((
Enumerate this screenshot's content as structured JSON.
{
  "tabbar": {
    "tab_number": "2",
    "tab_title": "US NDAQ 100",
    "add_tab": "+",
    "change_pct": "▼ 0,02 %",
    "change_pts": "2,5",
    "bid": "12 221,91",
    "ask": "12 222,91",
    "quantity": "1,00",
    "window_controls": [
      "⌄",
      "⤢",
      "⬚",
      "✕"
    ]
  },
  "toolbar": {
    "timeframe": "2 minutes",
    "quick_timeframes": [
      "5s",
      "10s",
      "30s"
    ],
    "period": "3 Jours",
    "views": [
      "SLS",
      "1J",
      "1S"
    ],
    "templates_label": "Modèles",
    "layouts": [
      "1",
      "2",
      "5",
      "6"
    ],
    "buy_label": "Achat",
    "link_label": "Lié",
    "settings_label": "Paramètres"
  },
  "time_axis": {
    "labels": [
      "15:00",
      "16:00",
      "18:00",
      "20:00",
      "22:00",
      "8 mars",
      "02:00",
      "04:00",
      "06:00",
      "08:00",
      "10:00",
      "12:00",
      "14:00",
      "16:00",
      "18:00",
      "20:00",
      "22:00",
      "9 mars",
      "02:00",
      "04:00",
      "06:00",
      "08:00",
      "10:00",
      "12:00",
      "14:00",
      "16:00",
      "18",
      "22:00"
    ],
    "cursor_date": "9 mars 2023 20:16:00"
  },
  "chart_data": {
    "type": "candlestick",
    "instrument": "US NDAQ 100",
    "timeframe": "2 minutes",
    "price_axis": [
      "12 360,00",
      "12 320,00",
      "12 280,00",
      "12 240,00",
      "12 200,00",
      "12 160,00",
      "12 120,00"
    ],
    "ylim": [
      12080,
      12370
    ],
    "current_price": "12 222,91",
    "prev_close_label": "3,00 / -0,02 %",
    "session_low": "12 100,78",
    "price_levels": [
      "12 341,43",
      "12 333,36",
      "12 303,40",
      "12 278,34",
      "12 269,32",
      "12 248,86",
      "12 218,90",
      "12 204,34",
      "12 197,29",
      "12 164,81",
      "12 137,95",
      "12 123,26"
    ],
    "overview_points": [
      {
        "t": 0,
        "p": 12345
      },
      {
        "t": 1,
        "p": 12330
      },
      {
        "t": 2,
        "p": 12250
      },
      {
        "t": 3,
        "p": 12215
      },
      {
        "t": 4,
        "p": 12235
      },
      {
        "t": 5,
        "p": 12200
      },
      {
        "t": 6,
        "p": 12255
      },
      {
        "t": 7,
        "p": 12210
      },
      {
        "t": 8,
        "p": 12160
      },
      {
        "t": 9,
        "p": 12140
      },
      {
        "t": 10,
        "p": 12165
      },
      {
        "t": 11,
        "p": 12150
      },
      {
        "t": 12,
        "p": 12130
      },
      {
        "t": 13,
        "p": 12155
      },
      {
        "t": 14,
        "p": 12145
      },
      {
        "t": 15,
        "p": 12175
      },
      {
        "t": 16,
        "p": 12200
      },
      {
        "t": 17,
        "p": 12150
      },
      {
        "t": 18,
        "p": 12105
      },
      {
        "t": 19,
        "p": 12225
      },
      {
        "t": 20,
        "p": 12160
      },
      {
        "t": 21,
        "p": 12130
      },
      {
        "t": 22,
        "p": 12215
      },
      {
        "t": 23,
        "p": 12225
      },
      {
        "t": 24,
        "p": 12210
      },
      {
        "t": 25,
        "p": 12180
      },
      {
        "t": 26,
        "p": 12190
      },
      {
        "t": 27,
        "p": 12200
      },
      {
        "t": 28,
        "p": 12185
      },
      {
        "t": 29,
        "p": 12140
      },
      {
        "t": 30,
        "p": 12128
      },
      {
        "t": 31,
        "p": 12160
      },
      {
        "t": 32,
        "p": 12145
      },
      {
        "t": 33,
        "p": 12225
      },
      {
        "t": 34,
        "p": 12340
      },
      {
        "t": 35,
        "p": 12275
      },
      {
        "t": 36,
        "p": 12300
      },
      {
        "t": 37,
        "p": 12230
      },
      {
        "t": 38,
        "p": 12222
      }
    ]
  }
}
))
=== EXERCISE PROMPT ===
Pick out and copy the lines of the material that include the word "mars".

=== RESPONSE FOR THIS EXERCISE ===
      "8 mars",
      "9 mars",
    "cursor_date": "9 mars 2023 20:16:00"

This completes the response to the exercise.